■ **Written exercise**
Repeat every record below exactly as it appears.
** Start **
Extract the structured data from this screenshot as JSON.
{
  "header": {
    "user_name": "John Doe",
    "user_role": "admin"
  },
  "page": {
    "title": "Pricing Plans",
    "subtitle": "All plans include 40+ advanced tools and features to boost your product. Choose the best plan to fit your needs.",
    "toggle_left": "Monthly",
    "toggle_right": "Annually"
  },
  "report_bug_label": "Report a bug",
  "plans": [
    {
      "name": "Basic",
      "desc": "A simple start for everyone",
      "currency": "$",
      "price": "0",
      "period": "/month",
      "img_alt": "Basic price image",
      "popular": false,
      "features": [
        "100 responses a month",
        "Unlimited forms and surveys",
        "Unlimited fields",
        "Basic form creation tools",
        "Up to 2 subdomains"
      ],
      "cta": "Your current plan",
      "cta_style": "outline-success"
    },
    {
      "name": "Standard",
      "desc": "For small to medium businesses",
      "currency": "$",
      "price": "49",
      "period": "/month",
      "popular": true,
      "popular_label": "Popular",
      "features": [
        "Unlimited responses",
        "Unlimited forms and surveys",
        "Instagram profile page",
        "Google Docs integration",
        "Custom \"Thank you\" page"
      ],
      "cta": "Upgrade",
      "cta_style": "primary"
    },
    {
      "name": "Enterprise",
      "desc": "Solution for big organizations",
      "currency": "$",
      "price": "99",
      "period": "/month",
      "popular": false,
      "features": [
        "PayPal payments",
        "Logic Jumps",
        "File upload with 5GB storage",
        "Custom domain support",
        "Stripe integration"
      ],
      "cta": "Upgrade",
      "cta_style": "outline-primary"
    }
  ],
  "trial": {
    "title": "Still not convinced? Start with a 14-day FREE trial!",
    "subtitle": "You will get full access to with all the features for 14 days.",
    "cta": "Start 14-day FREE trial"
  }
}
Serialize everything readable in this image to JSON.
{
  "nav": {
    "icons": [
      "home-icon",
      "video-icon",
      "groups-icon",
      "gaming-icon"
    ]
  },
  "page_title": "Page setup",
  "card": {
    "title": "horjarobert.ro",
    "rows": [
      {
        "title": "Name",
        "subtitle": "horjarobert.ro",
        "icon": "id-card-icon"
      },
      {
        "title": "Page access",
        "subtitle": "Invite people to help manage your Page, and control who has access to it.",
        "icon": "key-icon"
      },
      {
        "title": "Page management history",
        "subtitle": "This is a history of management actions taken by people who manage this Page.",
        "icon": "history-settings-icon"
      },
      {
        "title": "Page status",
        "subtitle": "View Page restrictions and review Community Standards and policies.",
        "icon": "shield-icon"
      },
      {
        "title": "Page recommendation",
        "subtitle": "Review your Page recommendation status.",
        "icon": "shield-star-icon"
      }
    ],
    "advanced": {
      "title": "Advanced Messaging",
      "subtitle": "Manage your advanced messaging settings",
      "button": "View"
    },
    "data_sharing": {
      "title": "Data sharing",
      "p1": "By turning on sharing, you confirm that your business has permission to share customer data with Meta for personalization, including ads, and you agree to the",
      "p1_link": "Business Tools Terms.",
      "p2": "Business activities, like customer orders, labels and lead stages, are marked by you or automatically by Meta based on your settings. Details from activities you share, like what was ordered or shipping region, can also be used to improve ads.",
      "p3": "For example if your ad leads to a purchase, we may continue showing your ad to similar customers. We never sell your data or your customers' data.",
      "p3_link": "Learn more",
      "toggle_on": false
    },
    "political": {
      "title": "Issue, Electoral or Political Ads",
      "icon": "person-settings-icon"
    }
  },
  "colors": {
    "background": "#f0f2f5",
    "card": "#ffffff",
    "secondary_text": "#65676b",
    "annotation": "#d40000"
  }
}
** End **
■ **Written solution**
Extract the structured data from this screenshot as JSON.
{
  "header": {
    "user_name": "John Doe",
    "user_role": "admin"
  },
  "page": {
    "title": "Pricing Plans",
    "subtitle": "All plans include 40+ advanced tools and features to boost your product. Choose the best plan to fit your needs.",
    "toggle_left": "Monthly",
    "toggle_right": "Annually"
  },
  "report_bug_label": "Report a bug",
  "plans": [
    {
      "name": "Basic",
      "desc": "A simple start for everyone",
      "currency": "$",
      "price": "0",
      "period": "/month",
      "img_alt": "Basic price image",
      "popular": false,
      "features": [
        "100 responses a month",
        "Unlimited forms and surveys",
        "Unlimited fields",
        "Basic form creation tools",
        "Up to 2 subdomains"
      ],
      "cta": "Your current plan",
      "cta_style": "outline-success"
    },
    {
      "name": "Standard",
      "desc": "For small to medium businesses",
      "currency": "$",
      "price": "49",
      "period": "/month",
      "popular": true,
      "popular_label": "Popular",
      "features": [
        "Unlimited responses",
        "Unlimited forms and surveys",
        "Instagram profile page",
        "Google Docs integration",
        "Custom \"Thank you\" page"
      ],
      "cta": "Upgrade",
      "cta_style": "primary"
    },
    {
      "name": "Enterprise",
      "desc": "Solution for big organizations",
      "currency": "$",
      "price": "99",
      "period": "/month",
      "popular": false,
      "features": [
        "PayPal payments",
        "Logic Jumps",
        "File upload with 5GB storage",
        "Custom domain support",
        "Stripe integration"
      ],
      "cta": "Upgrade",
      "cta_style": "outline-primary"
    }
  ],
  "trial": {
    "title": "Still not convinced? Start with a 14-day FREE trial!",
    "subtitle": "You will get full access to with all the features for 14 days.",
    "cta": "Start 14-day FREE trial"
  }
}
Serialize everything readable in this image to JSON.
{
  "nav": {
    "icons": [
      "home-icon",
      "video-icon",
      "groups-icon",
      "gaming-icon"
    ]
  },
  "page_title": "Page setup",
  "card": {
    "title": "horjarobert.ro",
    "rows": [
      {
        "title": "Name",
        "subtitle": "horjarobert.ro",
        "icon": "id-card-icon"
      },
      {
        "title": "Page access",
        "subtitle": "Invite people to help manage your Page, and control who has access to it.",
        "icon": "key-icon"
      },
      {
        "title": "Page management history",
        "subtitle": "This is a history of management actions taken by people who manage this Page.",
        "icon": "history-settings-icon"
      },
      {
        "title": "Page status",
        "subtitle": "View Page restrictions and review Community Standards and policies.",
        "icon": "shield-icon"
      },
      {
        "title": "Page recommendation",
        "subtitle": "Review your Page recommendation status.",
        "icon": "shield-star-icon"
      }
    ],
    "advanced": {
      "title": "Advanced Messaging",
      "subtitle": "Manage your advanced messaging settings",
      "button": "View"
    },
    "data_sharing": {
      "title": "Data sharing",
      "p1": "By turning on sharing, you confirm that your business has permission to share customer data with Meta for personalization, including ads, and you agree to the",
      "p1_link": "Business Tools Terms.",
      "p2": "Business activities, like customer orders, labels and lead stages, are marked by you or automatically by Meta based on your settings. Details from activities you share, like what was ordered or shipping region, can also be used to improve ads.",
      "p3": "For example if your ad leads to a purchase, we may continue showing your ad to similar customers. We never sell your data or your customers' data.",
      "p3_link": "Learn more",
      "toggle_on": false
    },
    "political": {
      "title": "Issue, Electoral or Political Ads",
      "icon": "person-settings-icon"
    }
  },
  "colors": {
    "background": "#f0f2f5",
    "card": "#ffffff",
    "secondary_text": "#65676b",
    "annotation": "#d40000"
  }
}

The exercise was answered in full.